- Short exercise: Scan the data below for the string "Parte". Show every line where it turns up.

- Exercise data:
•••••
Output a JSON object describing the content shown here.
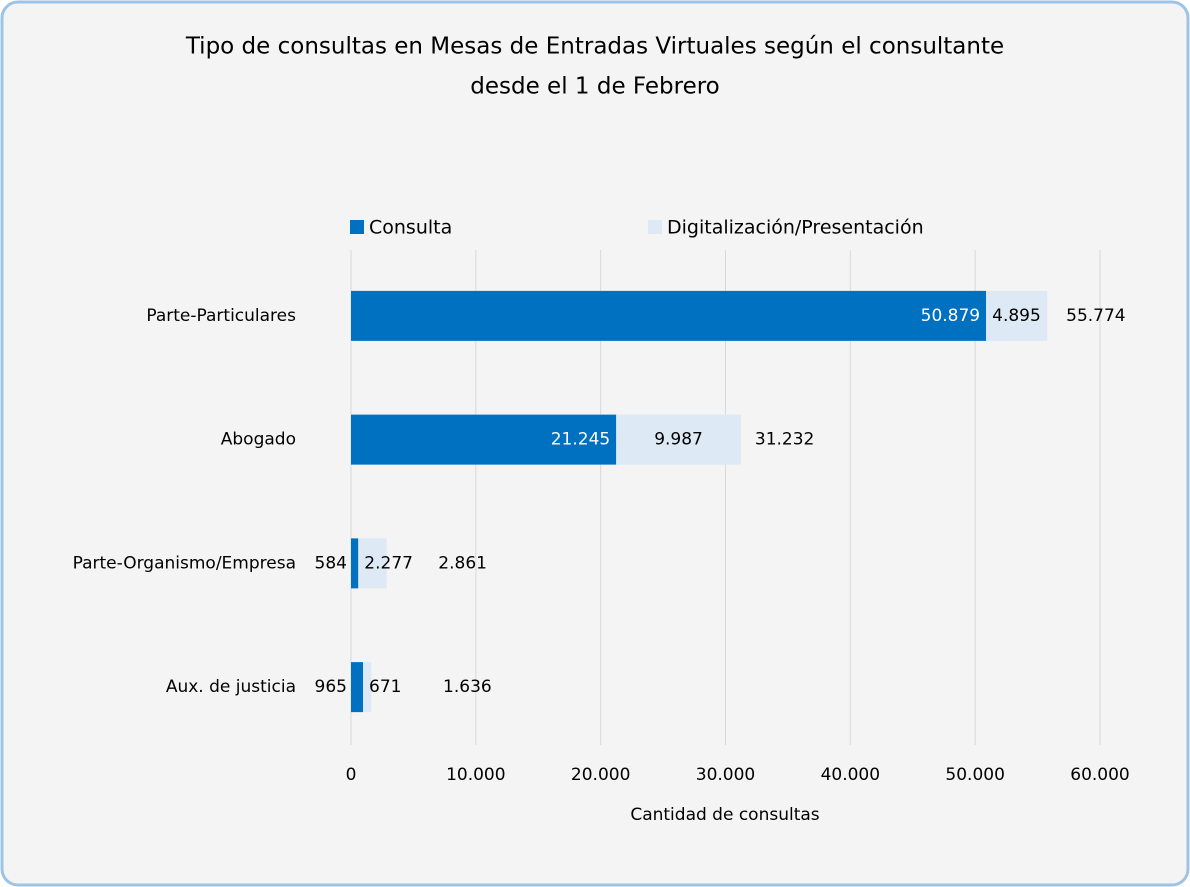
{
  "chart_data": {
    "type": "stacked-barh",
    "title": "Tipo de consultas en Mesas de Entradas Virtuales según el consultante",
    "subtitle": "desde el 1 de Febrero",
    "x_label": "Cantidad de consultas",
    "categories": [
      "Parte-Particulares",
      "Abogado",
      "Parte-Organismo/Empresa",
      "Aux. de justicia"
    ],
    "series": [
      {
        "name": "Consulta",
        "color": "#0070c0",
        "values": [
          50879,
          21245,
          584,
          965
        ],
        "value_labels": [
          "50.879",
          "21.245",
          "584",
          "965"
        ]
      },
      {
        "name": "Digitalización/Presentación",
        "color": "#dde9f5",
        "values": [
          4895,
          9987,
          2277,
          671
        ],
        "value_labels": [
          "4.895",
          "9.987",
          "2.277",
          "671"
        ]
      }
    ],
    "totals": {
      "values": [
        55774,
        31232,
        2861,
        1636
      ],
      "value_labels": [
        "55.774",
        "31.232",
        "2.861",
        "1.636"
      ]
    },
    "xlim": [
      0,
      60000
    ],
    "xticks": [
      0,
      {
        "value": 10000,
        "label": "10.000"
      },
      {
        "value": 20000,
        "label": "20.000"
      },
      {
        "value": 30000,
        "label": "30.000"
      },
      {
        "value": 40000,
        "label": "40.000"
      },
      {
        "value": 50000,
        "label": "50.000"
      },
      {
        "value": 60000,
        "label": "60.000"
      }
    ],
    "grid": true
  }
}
•••••
- Solution to this exercise:
      "Parte-Particulares",
      "Parte-Organismo/Empresa",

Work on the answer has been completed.